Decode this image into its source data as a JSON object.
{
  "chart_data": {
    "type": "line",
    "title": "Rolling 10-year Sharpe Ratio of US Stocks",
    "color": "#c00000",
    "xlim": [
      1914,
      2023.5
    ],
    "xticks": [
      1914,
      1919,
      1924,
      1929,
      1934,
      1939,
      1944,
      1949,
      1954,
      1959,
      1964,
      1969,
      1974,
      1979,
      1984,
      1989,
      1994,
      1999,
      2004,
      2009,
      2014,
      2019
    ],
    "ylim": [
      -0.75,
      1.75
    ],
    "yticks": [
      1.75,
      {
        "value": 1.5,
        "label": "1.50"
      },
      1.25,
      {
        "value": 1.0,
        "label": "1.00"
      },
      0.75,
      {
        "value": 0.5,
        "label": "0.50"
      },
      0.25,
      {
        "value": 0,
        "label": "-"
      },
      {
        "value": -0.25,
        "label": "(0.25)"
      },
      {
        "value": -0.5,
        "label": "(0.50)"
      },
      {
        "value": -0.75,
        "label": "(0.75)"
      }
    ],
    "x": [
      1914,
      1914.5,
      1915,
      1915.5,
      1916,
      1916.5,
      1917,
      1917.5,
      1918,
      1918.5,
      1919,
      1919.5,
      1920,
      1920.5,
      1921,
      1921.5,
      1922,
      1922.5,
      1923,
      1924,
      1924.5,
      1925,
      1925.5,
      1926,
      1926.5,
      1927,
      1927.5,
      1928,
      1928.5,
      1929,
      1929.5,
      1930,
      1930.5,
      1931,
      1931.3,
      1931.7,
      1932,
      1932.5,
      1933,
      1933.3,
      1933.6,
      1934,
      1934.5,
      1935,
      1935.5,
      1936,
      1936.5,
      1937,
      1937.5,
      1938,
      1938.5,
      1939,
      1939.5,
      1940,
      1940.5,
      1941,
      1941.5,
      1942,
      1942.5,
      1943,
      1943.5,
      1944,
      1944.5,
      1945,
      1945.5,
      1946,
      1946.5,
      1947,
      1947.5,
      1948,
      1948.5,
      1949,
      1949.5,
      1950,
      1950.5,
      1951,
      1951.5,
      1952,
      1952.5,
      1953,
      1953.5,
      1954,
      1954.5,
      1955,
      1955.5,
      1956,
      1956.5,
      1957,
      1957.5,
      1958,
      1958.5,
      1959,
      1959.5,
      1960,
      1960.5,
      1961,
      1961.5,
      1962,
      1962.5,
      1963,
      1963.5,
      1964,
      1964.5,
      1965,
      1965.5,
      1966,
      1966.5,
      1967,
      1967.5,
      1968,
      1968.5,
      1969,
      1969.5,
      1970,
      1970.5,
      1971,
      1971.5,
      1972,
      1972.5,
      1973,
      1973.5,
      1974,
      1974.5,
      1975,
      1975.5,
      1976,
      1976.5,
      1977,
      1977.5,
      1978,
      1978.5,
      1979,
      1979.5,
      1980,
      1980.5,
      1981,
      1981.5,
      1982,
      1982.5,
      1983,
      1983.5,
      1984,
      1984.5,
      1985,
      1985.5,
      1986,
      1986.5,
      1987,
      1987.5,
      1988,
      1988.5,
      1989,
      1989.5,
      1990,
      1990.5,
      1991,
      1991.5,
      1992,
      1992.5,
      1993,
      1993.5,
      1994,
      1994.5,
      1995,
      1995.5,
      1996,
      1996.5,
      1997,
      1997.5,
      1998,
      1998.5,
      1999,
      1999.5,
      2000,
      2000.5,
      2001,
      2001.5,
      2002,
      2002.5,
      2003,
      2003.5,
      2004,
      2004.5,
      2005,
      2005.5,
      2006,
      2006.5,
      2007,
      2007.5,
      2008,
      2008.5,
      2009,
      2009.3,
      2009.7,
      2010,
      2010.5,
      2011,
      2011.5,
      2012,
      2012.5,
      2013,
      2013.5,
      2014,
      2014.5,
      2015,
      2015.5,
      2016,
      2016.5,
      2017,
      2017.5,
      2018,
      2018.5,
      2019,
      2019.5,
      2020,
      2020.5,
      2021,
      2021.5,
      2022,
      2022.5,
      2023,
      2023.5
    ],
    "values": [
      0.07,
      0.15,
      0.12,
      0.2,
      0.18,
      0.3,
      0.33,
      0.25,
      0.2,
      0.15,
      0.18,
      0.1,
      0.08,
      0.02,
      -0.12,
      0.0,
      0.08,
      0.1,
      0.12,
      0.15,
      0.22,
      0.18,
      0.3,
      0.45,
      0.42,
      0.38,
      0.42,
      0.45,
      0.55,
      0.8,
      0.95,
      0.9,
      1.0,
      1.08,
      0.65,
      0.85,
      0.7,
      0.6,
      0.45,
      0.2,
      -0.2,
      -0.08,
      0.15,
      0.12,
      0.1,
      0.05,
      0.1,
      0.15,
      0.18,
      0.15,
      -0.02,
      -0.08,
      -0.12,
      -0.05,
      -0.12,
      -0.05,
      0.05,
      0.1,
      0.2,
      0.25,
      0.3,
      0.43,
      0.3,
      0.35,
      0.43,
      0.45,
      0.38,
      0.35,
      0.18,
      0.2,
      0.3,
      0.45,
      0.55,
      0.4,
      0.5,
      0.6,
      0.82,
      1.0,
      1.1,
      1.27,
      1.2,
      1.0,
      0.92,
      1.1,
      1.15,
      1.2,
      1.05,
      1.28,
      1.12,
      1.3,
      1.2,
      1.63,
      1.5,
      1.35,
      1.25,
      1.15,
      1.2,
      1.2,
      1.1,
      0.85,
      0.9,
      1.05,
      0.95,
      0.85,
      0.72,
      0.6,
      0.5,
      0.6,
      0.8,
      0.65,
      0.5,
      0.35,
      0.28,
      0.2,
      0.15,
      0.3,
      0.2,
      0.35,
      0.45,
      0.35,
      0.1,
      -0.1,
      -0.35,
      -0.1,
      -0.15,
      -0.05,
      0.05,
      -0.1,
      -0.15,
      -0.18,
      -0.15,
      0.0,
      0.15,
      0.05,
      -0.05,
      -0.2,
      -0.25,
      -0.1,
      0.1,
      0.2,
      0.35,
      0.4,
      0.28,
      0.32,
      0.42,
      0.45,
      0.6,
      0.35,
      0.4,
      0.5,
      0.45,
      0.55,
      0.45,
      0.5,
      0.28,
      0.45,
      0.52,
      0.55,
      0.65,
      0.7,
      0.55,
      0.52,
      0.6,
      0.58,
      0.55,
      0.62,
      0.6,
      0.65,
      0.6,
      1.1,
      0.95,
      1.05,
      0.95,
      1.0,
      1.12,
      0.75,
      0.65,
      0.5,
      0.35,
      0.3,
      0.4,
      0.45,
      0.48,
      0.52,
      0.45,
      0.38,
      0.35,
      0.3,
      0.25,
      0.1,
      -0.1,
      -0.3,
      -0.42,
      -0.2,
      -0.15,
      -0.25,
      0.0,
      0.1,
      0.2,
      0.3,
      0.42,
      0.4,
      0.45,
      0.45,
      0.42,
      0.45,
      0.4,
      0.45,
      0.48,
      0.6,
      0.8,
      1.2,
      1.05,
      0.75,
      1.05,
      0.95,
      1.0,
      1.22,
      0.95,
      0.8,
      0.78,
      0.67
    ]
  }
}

++++

Copy out every line of the data above, exactly as given.

Decode this image into its source data as a JSON object.
{
  "chart_data": {
    "type": "line",
    "title": "Rolling 10-year Sharpe Ratio of US Stocks",
    "color": "#c00000",
    "xlim": [
      1914,
      2023.5
    ],
    "xticks": [
      1914,
      1919,
      1924,
      1929,
      1934,
      1939,
      1944,
      1949,
      1954,
      1959,
      1964,
      1969,
      1974,
      1979,
      1984,
      1989,
      1994,
      1999,
      2004,
      2009,
      2014,
      2019
    ],
    "ylim": [
      -0.75,
      1.75
    ],
    "yticks": [
      1.75,
      {
        "value": 1.5,
        "label": "1.50"
      },
      1.25,
      {
        "value": 1.0,
        "label": "1.00"
      },
      0.75,
      {
        "value": 0.5,
        "label": "0.50"
      },
      0.25,
      {
        "value": 0,
        "label": "-"
      },
      {
        "value": -0.25,
        "label": "(0.25)"
      },
      {
        "value": -0.5,
        "label": "(0.50)"
      },
      {
        "value": -0.75,
        "label": "(0.75)"
      }
    ],
    "x": [
      1914,
      1914.5,
      1915,
      1915.5,
      1916,
      1916.5,
      1917,
      1917.5,
      1918,
      1918.5,
      1919,
      1919.5,
      1920,
      1920.5,
      1921,
      1921.5,
      1922,
      1922.5,
      1923,
      1924,
      1924.5,
      1925,
      1925.5,
      1926,
      1926.5,
      1927,
      1927.5,
      1928,
      1928.5,
      1929,
      1929.5,
      1930,
      1930.5,
      1931,
      1931.3,
      1931.7,
      1932,
      1932.5,
      1933,
      1933.3,
      1933.6,
      1934,
      1934.5,
      1935,
      1935.5,
      1936,
      1936.5,
      1937,
      1937.5,
      1938,
      1938.5,
      1939,
      1939.5,
      1940,
      1940.5,
      1941,
      1941.5,
      1942,
      1942.5,
      1943,
      1943.5,
      1944,
      1944.5,
      1945,
      1945.5,
      1946,
      1946.5,
      1947,
      1947.5,
      1948,
      1948.5,
      1949,
      1949.5,
      1950,
      1950.5,
      1951,
      1951.5,
      1952,
      1952.5,
      1953,
      1953.5,
      1954,
      1954.5,
      1955,
      1955.5,
      1956,
      1956.5,
      1957,
      1957.5,
      1958,
      1958.5,
      1959,
      1959.5,
      1960,
      1960.5,
      1961,
      1961.5,
      1962,
      1962.5,
      1963,
      1963.5,
      1964,
      1964.5,
      1965,
      1965.5,
      1966,
      1966.5,
      1967,
      1967.5,
      1968,
      1968.5,
      1969,
      1969.5,
      1970,
      1970.5,
      1971,
      1971.5,
      1972,
      1972.5,
      1973,
      1973.5,
      1974,
      1974.5,
      1975,
      1975.5,
      1976,
      1976.5,
      1977,
      1977.5,
      1978,
      1978.5,
      1979,
      1979.5,
      1980,
      1980.5,
      1981,
      1981.5,
      1982,
      1982.5,
      1983,
      1983.5,
      1984,
      1984.5,
      1985,
      1985.5,
      1986,
      1986.5,
      1987,
      1987.5,
      1988,
      1988.5,
      1989,
      1989.5,
      1990,
      1990.5,
      1991,
      1991.5,
      1992,
      1992.5,
      1993,
      1993.5,
      1994,
      1994.5,
      1995,
      1995.5,
      1996,
      1996.5,
      1997,
      1997.5,
      1998,
      1998.5,
      1999,
      1999.5,
      2000,
      2000.5,
      2001,
      2001.5,
      2002,
      2002.5,
      2003,
      2003.5,
      2004,
      2004.5,
      2005,
      2005.5,
      2006,
      2006.5,
      2007,
      2007.5,
      2008,
      2008.5,
      2009,
      2009.3,
      2009.7,
      2010,
      2010.5,
      2011,
      2011.5,
      2012,
      2012.5,
      2013,
      2013.5,
      2014,
      2014.5,
      2015,
      2015.5,
      2016,
      2016.5,
      2017,
      2017.5,
      2018,
      2018.5,
      2019,
      2019.5,
      2020,
      2020.5,
      2021,
      2021.5,
      2022,
      2022.5,
      2023,
      2023.5
    ],
    "values": [
      0.07,
      0.15,
      0.12,
      0.2,
      0.18,
      0.3,
      0.33,
      0.25,
      0.2,
      0.15,
      0.18,
      0.1,
      0.08,
      0.02,
      -0.12,
      0.0,
      0.08,
      0.1,
      0.12,
      0.15,
      0.22,
      0.18,
      0.3,
      0.45,
      0.42,
      0.38,
      0.42,
      0.45,
      0.55,
      0.8,
      0.95,
      0.9,
      1.0,
      1.08,
      0.65,
      0.85,
      0.7,
      0.6,
      0.45,
      0.2,
      -0.2,
      -0.08,
      0.15,
      0.12,
      0.1,
      0.05,
      0.1,
      0.15,
      0.18,
      0.15,
      -0.02,
      -0.08,
      -0.12,
      -0.05,
      -0.12,
      -0.05,
      0.05,
      0.1,
      0.2,
      0.25,
      0.3,
      0.43,
      0.3,
      0.35,
      0.43,
      0.45,
      0.38,
      0.35,
      0.18,
      0.2,
      0.3,
      0.45,
      0.55,
      0.4,
      0.5,
      0.6,
      0.82,
      1.0,
      1.1,
      1.27,
      1.2,
      1.0,
      0.92,
      1.1,
      1.15,
      1.2,
      1.05,
      1.28,
      1.12,
      1.3,
      1.2,
      1.63,
      1.5,
      1.35,
      1.25,
      1.15,
      1.2,
      1.2,
      1.1,
      0.85,
      0.9,
      1.05,
      0.95,
      0.85,
      0.72,
      0.6,
      0.5,
      0.6,
      0.8,
      0.65,
      0.5,
      0.35,
      0.28,
      0.2,
      0.15,
      0.3,
      0.2,
      0.35,
      0.45,
      0.35,
      0.1,
      -0.1,
      -0.35,
      -0.1,
      -0.15,
      -0.05,
      0.05,
      -0.1,
      -0.15,
      -0.18,
      -0.15,
      0.0,
      0.15,
      0.05,
      -0.05,
      -0.2,
      -0.25,
      -0.1,
      0.1,
      0.2,
      0.35,
      0.4,
      0.28,
      0.32,
      0.42,
      0.45,
      0.6,
      0.35,
      0.4,
      0.5,
      0.45,
      0.55,
      0.45,
      0.5,
      0.28,
      0.45,
      0.52,
      0.55,
      0.65,
      0.7,
      0.55,
      0.52,
      0.6,
      0.58,
      0.55,
      0.62,
      0.6,
      0.65,
      0.6,
      1.1,
      0.95,
      1.05,
      0.95,
      1.0,
      1.12,
      0.75,
      0.65,
      0.5,
      0.35,
      0.3,
      0.4,
      0.45,
      0.48,
      0.52,
      0.45,
      0.38,
      0.35,
      0.3,
      0.25,
      0.1,
      -0.1,
      -0.3,
      -0.42,
      -0.2,
      -0.15,
      -0.25,
      0.0,
      0.1,
      0.2,
      0.3,
      0.42,
      0.4,
      0.45,
      0.45,
      0.42,
      0.45,
      0.4,
      0.45,
      0.48,
      0.6,
      0.8,
      1.2,
      1.05,
      0.75,
      1.05,
      0.95,
      1.0,
      1.22,
      0.95,
      0.8,
      0.78,
      0.67
    ]
  }
}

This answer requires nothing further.